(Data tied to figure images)
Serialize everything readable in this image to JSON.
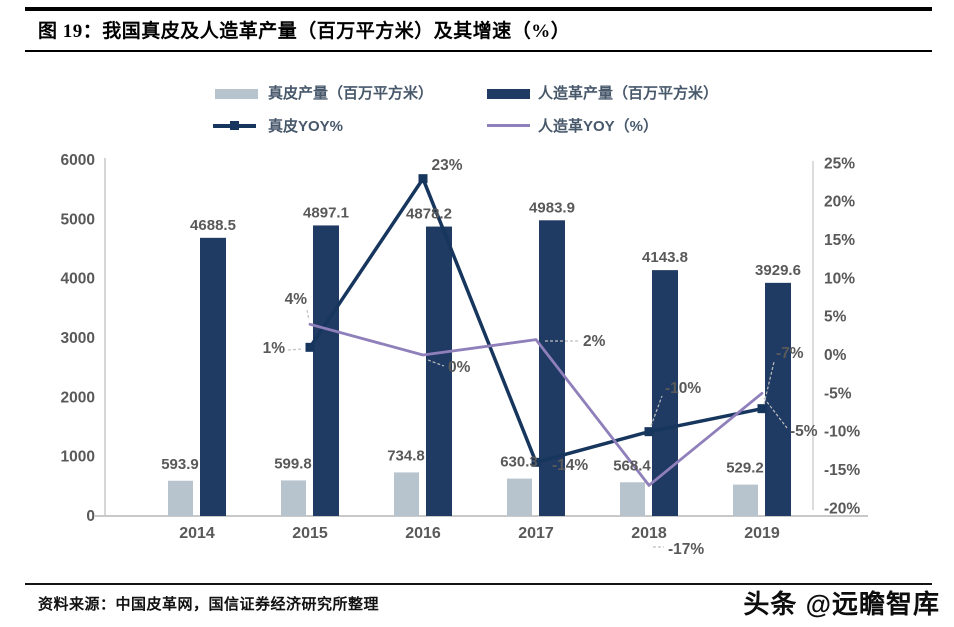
{
  "title": "图 19：我国真皮及人造革产量（百万平方米）及其增速（%）",
  "source": "资料来源：中国皮革网，国信证券经济研究所整理",
  "watermark": "头条 @远瞻智库",
  "colors": {
    "genuine_bar": "#b7c3cd",
    "artificial_bar": "#1f3a63",
    "genuine_yoy_line": "#17365d",
    "artificial_yoy_line": "#8f7fba",
    "axis_text": "#595959",
    "legend_text": "#47586b",
    "axis_line": "#c9c9c9",
    "leader_line": "#bfbfbf"
  },
  "chart_data": {
    "type": "bar+line combo",
    "title": "我国真皮及人造革产量（百万平方米）及其增速（%）",
    "categories": [
      "2014",
      "2015",
      "2016",
      "2017",
      "2018",
      "2019"
    ],
    "grid": false,
    "legend_position": "top",
    "left_axis": {
      "min": 0,
      "max": 6000,
      "step": 1000,
      "ticks": [
        "6000",
        "5000",
        "4000",
        "3000",
        "2000",
        "1000",
        "0"
      ]
    },
    "right_axis": {
      "min": -20,
      "max": 25,
      "step": 5,
      "ticks": [
        "25%",
        "20%",
        "15%",
        "10%",
        "5%",
        "0%",
        "-5%",
        "-10%",
        "-15%",
        "-20%"
      ]
    },
    "series": [
      {
        "name": "真皮产量（百万平方米）",
        "type": "bar",
        "axis": "left",
        "color": "#b7c3cd",
        "values": [
          593.9,
          599.8,
          734.8,
          630.3,
          568.4,
          529.2
        ],
        "labels": [
          "593.9",
          "599.8",
          "734.8",
          "630.3",
          "568.4",
          "529.2"
        ]
      },
      {
        "name": "人造革产量（百万平方米）",
        "type": "bar",
        "axis": "left",
        "color": "#1f3a63",
        "values": [
          4688.5,
          4897.1,
          4878.2,
          4983.9,
          4143.8,
          3929.6
        ],
        "labels": [
          "4688.5",
          "4897.1",
          "4878.2",
          "4983.9",
          "4143.8",
          "3929.6"
        ]
      },
      {
        "name": "真皮YOY%",
        "type": "line",
        "axis": "right",
        "color": "#17365d",
        "marker": "square",
        "values": [
          null,
          1,
          23,
          -14,
          -10,
          -7
        ],
        "labels": [
          null,
          "1%",
          "23%",
          "-14%",
          "-10%",
          "-7%"
        ]
      },
      {
        "name": "人造革YOY（%）",
        "type": "line",
        "axis": "right",
        "color": "#8f7fba",
        "marker": "none",
        "values": [
          null,
          4,
          0,
          2,
          -17,
          -5
        ],
        "labels": [
          null,
          "4%",
          "0%",
          "2%",
          "-17%",
          "-5%"
        ]
      }
    ]
  }
}
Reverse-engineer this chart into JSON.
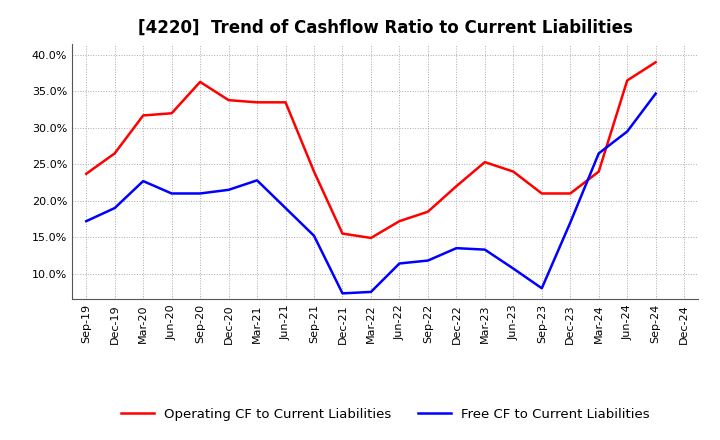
{
  "title": "[4220]  Trend of Cashflow Ratio to Current Liabilities",
  "x_labels": [
    "Sep-19",
    "Dec-19",
    "Mar-20",
    "Jun-20",
    "Sep-20",
    "Dec-20",
    "Mar-21",
    "Jun-21",
    "Sep-21",
    "Dec-21",
    "Mar-22",
    "Jun-22",
    "Sep-22",
    "Dec-22",
    "Mar-23",
    "Jun-23",
    "Sep-23",
    "Dec-23",
    "Mar-24",
    "Jun-24",
    "Sep-24",
    "Dec-24"
  ],
  "operating_cf": [
    0.237,
    0.265,
    0.317,
    0.32,
    0.363,
    0.338,
    0.335,
    0.335,
    0.24,
    0.155,
    0.149,
    0.172,
    0.185,
    0.22,
    0.253,
    0.24,
    0.21,
    0.21,
    0.24,
    0.365,
    0.39,
    null
  ],
  "free_cf": [
    0.172,
    0.19,
    0.227,
    0.21,
    0.21,
    0.215,
    0.228,
    0.19,
    0.152,
    0.073,
    0.075,
    0.114,
    0.118,
    0.135,
    0.133,
    0.107,
    0.08,
    0.17,
    0.265,
    0.295,
    0.347,
    null
  ],
  "operating_color": "#ff0000",
  "free_color": "#0000ff",
  "ylim_low": 0.065,
  "ylim_high": 0.415,
  "yticks": [
    0.1,
    0.15,
    0.2,
    0.25,
    0.3,
    0.35,
    0.4
  ],
  "background_color": "#ffffff",
  "grid_color": "#aaaaaa",
  "title_fontsize": 12,
  "legend_fontsize": 9.5,
  "tick_fontsize": 8,
  "line_width": 1.8
}
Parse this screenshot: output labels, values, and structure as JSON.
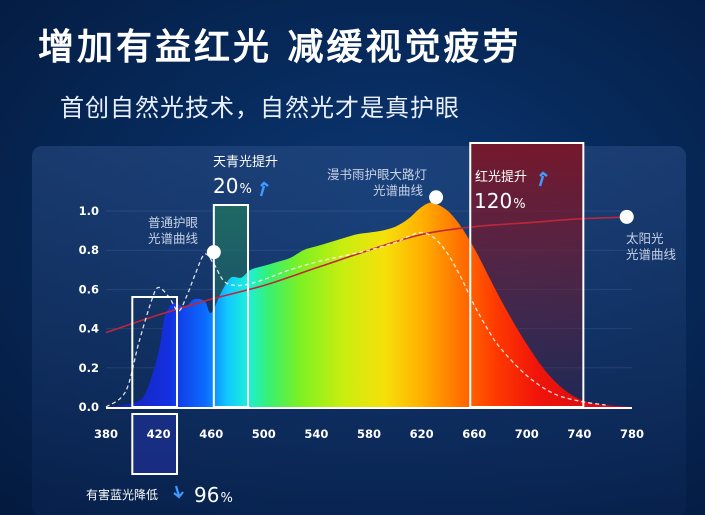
{
  "header": {
    "title": "增加有益红光  减缓视觉疲劳",
    "subtitle": "首创自然光技术，自然光才是真护眼"
  },
  "annotations": {
    "cyan": {
      "label": "天青光提升",
      "value": "20",
      "unit": "%"
    },
    "red": {
      "label": "红光提升",
      "value": "120",
      "unit": "%"
    },
    "blue": {
      "label": "有害蓝光降低",
      "value": "96",
      "unit": "%"
    },
    "product_curve_label": [
      "漫书雨护眼大路灯",
      "光谱曲线"
    ],
    "normal_curve_label": [
      "普通护眼",
      "光谱曲线"
    ],
    "sun_curve_label": [
      "太阳光",
      "光谱曲线"
    ]
  },
  "colors": {
    "cyan_box": "#1f6b63",
    "red_box": "#7a1628",
    "blue_box": "#1b2f8a",
    "sun_curve": "#c0263a"
  },
  "chart_data": {
    "type": "area",
    "xlim": [
      380,
      780
    ],
    "ylim": [
      0,
      1.0
    ],
    "x_ticks": [
      380,
      420,
      460,
      500,
      540,
      580,
      620,
      660,
      700,
      740,
      780
    ],
    "y_ticks": [
      "0.0",
      "0.2",
      "0.4",
      "0.6",
      "0.8",
      "1.0"
    ],
    "series": [
      {
        "name": "漫书雨护眼大路灯光谱曲线",
        "style": "filled-gradient",
        "x": [
          380,
          400,
          410,
          420,
          425,
          432,
          440,
          447,
          455,
          460,
          468,
          475,
          483,
          490,
          500,
          510,
          520,
          530,
          540,
          550,
          560,
          570,
          580,
          590,
          600,
          610,
          618,
          625,
          630,
          640,
          650,
          660,
          670,
          680,
          690,
          700,
          710,
          720,
          730,
          740,
          750,
          760,
          780
        ],
        "values": [
          0.0,
          0.02,
          0.07,
          0.28,
          0.47,
          0.53,
          0.51,
          0.55,
          0.54,
          0.48,
          0.59,
          0.66,
          0.66,
          0.7,
          0.72,
          0.74,
          0.76,
          0.8,
          0.82,
          0.84,
          0.86,
          0.88,
          0.89,
          0.9,
          0.92,
          0.96,
          1.01,
          1.04,
          1.04,
          1.0,
          0.92,
          0.81,
          0.68,
          0.55,
          0.43,
          0.32,
          0.22,
          0.14,
          0.08,
          0.04,
          0.02,
          0.01,
          0.0
        ]
      },
      {
        "name": "普通护眼光谱曲线",
        "style": "dashed-white",
        "x": [
          380,
          395,
          405,
          415,
          420,
          428,
          435,
          441,
          448,
          455,
          462,
          470,
          480,
          490,
          500,
          520,
          540,
          560,
          580,
          600,
          610,
          620,
          630,
          640,
          650,
          660,
          670,
          680,
          700,
          720,
          740,
          760
        ],
        "values": [
          0.0,
          0.08,
          0.33,
          0.55,
          0.61,
          0.56,
          0.49,
          0.56,
          0.68,
          0.78,
          0.73,
          0.64,
          0.62,
          0.63,
          0.65,
          0.7,
          0.74,
          0.77,
          0.8,
          0.84,
          0.87,
          0.89,
          0.86,
          0.78,
          0.66,
          0.52,
          0.4,
          0.3,
          0.16,
          0.07,
          0.03,
          0.01
        ]
      },
      {
        "name": "太阳光光谱曲线",
        "style": "red-line",
        "x": [
          380,
          420,
          460,
          500,
          540,
          580,
          620,
          660,
          700,
          740,
          780
        ],
        "values": [
          0.38,
          0.47,
          0.55,
          0.62,
          0.71,
          0.8,
          0.88,
          0.92,
          0.94,
          0.96,
          0.97
        ]
      }
    ],
    "markers": [
      {
        "x": 462,
        "y": 0.79
      },
      {
        "x": 631,
        "y": 1.07
      },
      {
        "x": 776,
        "y": 0.97
      }
    ],
    "highlight_ranges": [
      {
        "id": "blue",
        "from": 400,
        "to": 434
      },
      {
        "id": "cyan",
        "from": 462,
        "to": 488
      },
      {
        "id": "red",
        "from": 657,
        "to": 743
      }
    ]
  }
}
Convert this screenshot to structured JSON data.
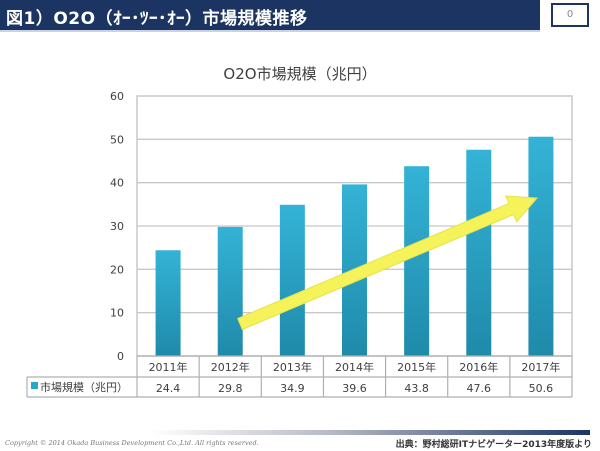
{
  "header": {
    "title": "図1）O2O（ｵｰ･ﾂｰ･ｵｰ）市場規模推移",
    "page_number": "0"
  },
  "colors": {
    "header_bg": "#1b3462",
    "bar": "#2aa6c8",
    "bar_dark": "#1f8aaa",
    "arrow": "#f5f25a",
    "grid": "#c8c8c8"
  },
  "chart_data": {
    "type": "bar",
    "title": "O2O市場規模（兆円）",
    "categories": [
      "2011年",
      "2012年",
      "2013年",
      "2014年",
      "2015年",
      "2016年",
      "2017年"
    ],
    "series": [
      {
        "name": "市場規模（兆円）",
        "values": [
          24.4,
          29.8,
          34.9,
          39.6,
          43.8,
          47.6,
          50.6
        ]
      }
    ],
    "value_labels": [
      "24.4",
      "29.8",
      "34.9",
      "39.6",
      "43.8",
      "47.6",
      "50.6"
    ],
    "ylim": [
      0,
      60
    ],
    "yticks": [
      0,
      10,
      20,
      30,
      40,
      50,
      60
    ],
    "ytick_labels": [
      "0",
      "10",
      "20",
      "30",
      "40",
      "50",
      "60"
    ],
    "xlabel": "",
    "ylabel": "",
    "grid": true,
    "legend": "data-table-left",
    "annotation": "upward-trend-arrow"
  },
  "footer": {
    "copyright": "Copyright © 2014 Okada Business Development Co.,Ltd. All rights reserved.",
    "source": "出典：野村総研ITナビゲーター2013年度版より"
  }
}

--- TO BE DONE ---
Gather all lines where the word "style" appears.

--- ANSWER TO THE TASK ---
        "style": "filled-gradient",
        "style": "dashed-white",
        "style": "red-line",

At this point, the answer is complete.